Lines of data
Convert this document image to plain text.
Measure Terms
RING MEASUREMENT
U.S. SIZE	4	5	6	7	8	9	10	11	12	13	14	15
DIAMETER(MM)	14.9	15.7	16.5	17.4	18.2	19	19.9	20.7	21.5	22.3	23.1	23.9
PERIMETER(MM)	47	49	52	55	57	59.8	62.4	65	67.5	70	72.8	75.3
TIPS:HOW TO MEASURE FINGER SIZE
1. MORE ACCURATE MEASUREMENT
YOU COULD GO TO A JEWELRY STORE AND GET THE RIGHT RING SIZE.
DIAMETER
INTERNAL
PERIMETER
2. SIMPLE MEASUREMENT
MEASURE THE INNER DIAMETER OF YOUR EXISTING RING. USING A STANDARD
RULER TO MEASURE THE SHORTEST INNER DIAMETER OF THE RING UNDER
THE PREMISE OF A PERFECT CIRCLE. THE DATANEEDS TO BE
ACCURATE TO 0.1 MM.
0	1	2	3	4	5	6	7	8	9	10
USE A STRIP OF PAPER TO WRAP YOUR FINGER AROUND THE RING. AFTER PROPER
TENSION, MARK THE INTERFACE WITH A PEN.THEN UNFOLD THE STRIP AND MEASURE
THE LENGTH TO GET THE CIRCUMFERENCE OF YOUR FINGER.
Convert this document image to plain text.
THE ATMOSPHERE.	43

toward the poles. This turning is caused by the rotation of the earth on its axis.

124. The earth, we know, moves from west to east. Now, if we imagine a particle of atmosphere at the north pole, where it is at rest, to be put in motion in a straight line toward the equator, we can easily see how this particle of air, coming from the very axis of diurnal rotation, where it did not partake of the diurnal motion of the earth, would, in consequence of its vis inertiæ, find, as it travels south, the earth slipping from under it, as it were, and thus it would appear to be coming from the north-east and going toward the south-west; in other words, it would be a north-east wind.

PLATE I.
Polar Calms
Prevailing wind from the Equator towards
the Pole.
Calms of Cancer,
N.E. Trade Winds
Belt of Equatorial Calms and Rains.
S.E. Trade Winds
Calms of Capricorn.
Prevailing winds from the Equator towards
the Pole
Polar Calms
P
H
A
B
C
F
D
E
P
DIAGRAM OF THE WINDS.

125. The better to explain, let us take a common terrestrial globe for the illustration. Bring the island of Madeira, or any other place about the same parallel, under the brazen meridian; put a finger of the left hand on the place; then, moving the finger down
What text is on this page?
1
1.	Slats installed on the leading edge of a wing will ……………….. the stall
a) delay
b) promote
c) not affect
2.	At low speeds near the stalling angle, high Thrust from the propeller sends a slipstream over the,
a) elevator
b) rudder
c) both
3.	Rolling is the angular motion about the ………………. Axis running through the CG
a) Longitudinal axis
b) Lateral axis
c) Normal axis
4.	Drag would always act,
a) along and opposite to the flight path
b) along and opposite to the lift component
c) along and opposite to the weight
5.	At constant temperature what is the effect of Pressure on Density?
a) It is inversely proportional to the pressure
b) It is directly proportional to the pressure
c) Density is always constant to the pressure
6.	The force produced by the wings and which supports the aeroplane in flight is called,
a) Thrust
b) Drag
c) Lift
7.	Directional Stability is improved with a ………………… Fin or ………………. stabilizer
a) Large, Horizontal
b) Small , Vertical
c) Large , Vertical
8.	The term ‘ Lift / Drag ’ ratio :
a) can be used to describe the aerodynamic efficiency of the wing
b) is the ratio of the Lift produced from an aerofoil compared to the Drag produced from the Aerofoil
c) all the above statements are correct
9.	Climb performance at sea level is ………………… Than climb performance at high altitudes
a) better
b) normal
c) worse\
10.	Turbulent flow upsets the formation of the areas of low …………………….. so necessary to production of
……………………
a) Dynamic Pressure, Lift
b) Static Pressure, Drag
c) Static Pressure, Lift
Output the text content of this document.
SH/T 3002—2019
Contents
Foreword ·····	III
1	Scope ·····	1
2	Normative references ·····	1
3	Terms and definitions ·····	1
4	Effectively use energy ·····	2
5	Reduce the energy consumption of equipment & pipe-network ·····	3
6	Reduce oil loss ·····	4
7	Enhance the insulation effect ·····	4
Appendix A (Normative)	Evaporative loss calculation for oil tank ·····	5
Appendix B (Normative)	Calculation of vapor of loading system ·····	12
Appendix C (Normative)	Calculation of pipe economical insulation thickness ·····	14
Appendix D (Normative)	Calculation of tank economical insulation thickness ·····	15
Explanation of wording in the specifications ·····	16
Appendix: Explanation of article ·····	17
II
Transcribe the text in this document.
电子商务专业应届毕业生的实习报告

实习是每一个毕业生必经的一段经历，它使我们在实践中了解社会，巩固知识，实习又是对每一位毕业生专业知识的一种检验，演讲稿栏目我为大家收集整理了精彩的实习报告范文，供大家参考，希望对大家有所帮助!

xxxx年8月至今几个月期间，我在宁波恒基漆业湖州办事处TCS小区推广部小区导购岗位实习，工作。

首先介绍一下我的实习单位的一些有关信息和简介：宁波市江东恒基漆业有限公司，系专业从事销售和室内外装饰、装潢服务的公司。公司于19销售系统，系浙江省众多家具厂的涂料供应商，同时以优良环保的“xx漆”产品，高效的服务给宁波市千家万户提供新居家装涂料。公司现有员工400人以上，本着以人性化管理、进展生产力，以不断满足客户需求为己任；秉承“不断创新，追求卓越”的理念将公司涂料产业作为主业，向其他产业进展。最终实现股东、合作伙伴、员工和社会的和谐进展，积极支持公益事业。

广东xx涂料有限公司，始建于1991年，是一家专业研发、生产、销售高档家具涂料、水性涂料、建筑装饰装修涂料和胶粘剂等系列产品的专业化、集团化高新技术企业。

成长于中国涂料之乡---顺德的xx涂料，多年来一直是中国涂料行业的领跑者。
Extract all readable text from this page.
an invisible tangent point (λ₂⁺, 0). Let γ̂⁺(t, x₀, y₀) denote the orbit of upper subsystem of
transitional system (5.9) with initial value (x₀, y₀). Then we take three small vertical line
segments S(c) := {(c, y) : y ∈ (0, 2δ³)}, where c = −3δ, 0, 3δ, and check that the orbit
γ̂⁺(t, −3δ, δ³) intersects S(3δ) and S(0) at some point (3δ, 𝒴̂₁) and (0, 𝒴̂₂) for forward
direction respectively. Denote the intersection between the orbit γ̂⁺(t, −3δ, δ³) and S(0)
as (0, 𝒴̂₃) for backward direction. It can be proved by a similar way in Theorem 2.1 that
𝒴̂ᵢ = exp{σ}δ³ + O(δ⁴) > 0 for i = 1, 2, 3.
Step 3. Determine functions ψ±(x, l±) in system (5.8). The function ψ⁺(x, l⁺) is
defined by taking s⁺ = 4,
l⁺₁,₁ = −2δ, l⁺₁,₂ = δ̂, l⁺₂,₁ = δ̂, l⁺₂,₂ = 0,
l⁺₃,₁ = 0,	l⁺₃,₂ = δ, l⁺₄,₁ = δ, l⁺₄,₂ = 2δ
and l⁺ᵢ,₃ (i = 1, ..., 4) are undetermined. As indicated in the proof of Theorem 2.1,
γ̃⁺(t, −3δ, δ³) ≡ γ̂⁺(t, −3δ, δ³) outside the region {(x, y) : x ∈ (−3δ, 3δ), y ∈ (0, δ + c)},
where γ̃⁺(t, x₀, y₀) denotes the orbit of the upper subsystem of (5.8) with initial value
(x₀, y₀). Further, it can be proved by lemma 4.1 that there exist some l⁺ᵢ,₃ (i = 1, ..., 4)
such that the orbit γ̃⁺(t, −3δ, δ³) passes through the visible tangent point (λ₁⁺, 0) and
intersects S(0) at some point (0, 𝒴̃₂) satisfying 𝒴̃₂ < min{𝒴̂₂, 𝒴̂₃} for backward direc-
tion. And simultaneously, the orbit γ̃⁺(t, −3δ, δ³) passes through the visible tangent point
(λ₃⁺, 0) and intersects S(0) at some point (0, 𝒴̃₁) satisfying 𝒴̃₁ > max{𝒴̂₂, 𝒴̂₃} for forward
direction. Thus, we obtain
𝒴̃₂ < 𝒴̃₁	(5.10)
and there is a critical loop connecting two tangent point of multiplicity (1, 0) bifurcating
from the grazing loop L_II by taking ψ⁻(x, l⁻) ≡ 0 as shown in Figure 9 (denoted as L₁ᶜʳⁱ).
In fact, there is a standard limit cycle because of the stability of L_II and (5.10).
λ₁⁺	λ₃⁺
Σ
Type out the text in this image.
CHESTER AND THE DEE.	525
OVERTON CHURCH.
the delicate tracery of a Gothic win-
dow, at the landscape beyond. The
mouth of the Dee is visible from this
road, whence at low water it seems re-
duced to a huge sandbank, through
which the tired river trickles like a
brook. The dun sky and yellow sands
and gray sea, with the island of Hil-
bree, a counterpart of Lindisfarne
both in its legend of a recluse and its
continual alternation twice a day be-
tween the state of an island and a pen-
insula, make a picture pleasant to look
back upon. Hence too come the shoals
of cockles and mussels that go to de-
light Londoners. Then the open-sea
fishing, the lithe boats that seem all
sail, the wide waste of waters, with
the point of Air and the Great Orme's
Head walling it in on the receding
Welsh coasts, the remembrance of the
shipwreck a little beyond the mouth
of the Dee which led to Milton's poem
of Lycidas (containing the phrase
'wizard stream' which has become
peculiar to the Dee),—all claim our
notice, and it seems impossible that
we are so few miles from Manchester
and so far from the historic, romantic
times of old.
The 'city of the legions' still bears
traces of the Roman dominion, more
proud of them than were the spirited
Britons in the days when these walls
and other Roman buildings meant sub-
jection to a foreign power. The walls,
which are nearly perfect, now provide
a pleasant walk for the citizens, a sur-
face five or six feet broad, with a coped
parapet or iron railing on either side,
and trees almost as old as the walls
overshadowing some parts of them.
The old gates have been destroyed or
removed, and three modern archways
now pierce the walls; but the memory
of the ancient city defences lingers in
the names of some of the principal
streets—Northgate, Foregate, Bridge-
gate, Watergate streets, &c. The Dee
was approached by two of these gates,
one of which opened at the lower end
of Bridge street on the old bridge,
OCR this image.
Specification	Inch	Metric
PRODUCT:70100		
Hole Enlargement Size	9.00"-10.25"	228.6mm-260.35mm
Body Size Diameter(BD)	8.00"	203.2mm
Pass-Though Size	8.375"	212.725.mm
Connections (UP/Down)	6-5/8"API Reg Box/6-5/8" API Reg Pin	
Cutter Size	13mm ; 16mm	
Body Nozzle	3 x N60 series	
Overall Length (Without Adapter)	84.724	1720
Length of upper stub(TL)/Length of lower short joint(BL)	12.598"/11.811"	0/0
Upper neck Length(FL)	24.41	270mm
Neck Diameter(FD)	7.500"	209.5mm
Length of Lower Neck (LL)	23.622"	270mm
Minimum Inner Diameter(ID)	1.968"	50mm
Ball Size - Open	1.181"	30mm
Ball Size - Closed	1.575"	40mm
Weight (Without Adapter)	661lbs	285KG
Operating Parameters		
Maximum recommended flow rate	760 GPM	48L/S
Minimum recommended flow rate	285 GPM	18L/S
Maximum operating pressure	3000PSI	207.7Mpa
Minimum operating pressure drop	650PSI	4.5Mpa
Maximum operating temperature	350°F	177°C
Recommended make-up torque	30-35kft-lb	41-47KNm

Stated exercise:
Using the records above, copy every line that has the word "satisfying" in it.

Expected output:
intersects S(0) at some point (0, 𝒴̃₂) satisfying 𝒴̃₂ < min{𝒴̂₂, 𝒴̂₃} for backward direc-
(λ₃⁺, 0) and intersects S(0) at some point (0, 𝒴̃₁) satisfying 𝒴̃₁ > max{𝒴̂₂, 𝒴̂₃} for forward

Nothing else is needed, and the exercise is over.